BEGIN DATA EXCERPTS
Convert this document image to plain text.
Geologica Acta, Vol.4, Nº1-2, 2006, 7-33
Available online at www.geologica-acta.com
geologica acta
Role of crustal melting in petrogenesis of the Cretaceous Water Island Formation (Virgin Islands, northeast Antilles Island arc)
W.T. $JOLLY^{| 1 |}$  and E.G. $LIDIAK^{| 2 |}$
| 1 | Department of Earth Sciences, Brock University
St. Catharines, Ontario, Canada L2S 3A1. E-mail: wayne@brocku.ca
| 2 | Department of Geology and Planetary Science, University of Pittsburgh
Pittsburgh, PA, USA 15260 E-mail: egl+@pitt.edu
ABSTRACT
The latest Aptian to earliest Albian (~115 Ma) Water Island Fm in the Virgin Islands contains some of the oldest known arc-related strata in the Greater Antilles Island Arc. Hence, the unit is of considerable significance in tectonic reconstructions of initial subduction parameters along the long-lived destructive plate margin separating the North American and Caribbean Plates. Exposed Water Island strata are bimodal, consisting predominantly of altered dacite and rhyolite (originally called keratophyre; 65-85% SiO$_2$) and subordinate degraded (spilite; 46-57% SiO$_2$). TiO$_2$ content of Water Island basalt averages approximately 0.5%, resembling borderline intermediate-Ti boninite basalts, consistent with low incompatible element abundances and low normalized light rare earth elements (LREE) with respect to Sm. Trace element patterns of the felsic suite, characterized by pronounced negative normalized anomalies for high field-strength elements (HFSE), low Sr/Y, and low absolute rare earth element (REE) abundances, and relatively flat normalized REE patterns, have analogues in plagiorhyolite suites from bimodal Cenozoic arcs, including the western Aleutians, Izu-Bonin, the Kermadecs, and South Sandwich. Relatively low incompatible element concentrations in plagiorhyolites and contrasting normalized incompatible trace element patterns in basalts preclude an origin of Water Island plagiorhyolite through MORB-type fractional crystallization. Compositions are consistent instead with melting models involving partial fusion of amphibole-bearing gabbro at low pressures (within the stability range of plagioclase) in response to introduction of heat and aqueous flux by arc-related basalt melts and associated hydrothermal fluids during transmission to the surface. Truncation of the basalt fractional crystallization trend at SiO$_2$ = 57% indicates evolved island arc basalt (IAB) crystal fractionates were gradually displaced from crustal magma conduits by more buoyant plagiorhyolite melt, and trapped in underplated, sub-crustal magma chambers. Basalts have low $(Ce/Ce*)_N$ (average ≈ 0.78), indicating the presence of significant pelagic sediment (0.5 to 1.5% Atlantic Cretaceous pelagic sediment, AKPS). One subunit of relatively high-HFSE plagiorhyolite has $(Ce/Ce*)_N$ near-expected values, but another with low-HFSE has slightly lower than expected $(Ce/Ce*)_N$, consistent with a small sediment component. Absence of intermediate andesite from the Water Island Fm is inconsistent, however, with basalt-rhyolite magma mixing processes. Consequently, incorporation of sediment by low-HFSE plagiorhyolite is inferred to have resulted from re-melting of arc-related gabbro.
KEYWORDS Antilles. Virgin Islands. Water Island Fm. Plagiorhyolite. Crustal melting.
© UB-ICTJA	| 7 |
END DATA EXCERPTS
◆ **PROBLEM**
The answer consists of the whole listing, restated exactly.

◆ **PROBLEM SOLUTION**
Convert this document image to plain text.
Geologica Acta, Vol.4, Nº1-2, 2006, 7-33
Available online at www.geologica-acta.com
geologica acta
Role of crustal melting in petrogenesis of the Cretaceous Water Island Formation (Virgin Islands, northeast Antilles Island arc)
W.T. $JOLLY^{| 1 |}$  and E.G. $LIDIAK^{| 2 |}$
| 1 | Department of Earth Sciences, Brock University
St. Catharines, Ontario, Canada L2S 3A1. E-mail: wayne@brocku.ca
| 2 | Department of Geology and Planetary Science, University of Pittsburgh
Pittsburgh, PA, USA 15260 E-mail: egl+@pitt.edu
ABSTRACT
The latest Aptian to earliest Albian (~115 Ma) Water Island Fm in the Virgin Islands contains some of the oldest known arc-related strata in the Greater Antilles Island Arc. Hence, the unit is of considerable significance in tectonic reconstructions of initial subduction parameters along the long-lived destructive plate margin separating the North American and Caribbean Plates. Exposed Water Island strata are bimodal, consisting predominantly of altered dacite and rhyolite (originally called keratophyre; 65-85% SiO$_2$) and subordinate degraded (spilite; 46-57% SiO$_2$). TiO$_2$ content of Water Island basalt averages approximately 0.5%, resembling borderline intermediate-Ti boninite basalts, consistent with low incompatible element abundances and low normalized light rare earth elements (LREE) with respect to Sm. Trace element patterns of the felsic suite, characterized by pronounced negative normalized anomalies for high field-strength elements (HFSE), low Sr/Y, and low absolute rare earth element (REE) abundances, and relatively flat normalized REE patterns, have analogues in plagiorhyolite suites from bimodal Cenozoic arcs, including the western Aleutians, Izu-Bonin, the Kermadecs, and South Sandwich. Relatively low incompatible element concentrations in plagiorhyolites and contrasting normalized incompatible trace element patterns in basalts preclude an origin of Water Island plagiorhyolite through MORB-type fractional crystallization. Compositions are consistent instead with melting models involving partial fusion of amphibole-bearing gabbro at low pressures (within the stability range of plagioclase) in response to introduction of heat and aqueous flux by arc-related basalt melts and associated hydrothermal fluids during transmission to the surface. Truncation of the basalt fractional crystallization trend at SiO$_2$ = 57% indicates evolved island arc basalt (IAB) crystal fractionates were gradually displaced from crustal magma conduits by more buoyant plagiorhyolite melt, and trapped in underplated, sub-crustal magma chambers. Basalts have low $(Ce/Ce*)_N$ (average ≈ 0.78), indicating the presence of significant pelagic sediment (0.5 to 1.5% Atlantic Cretaceous pelagic sediment, AKPS). One subunit of relatively high-HFSE plagiorhyolite has $(Ce/Ce*)_N$ near-expected values, but another with low-HFSE has slightly lower than expected $(Ce/Ce*)_N$, consistent with a small sediment component. Absence of intermediate andesite from the Water Island Fm is inconsistent, however, with basalt-rhyolite magma mixing processes. Consequently, incorporation of sediment by low-HFSE plagiorhyolite is inferred to have resulted from re-melting of arc-related gabbro.
KEYWORDS Antilles. Virgin Islands. Water Island Fm. Plagiorhyolite. Crustal melting.
© UB-ICTJA	| 7 |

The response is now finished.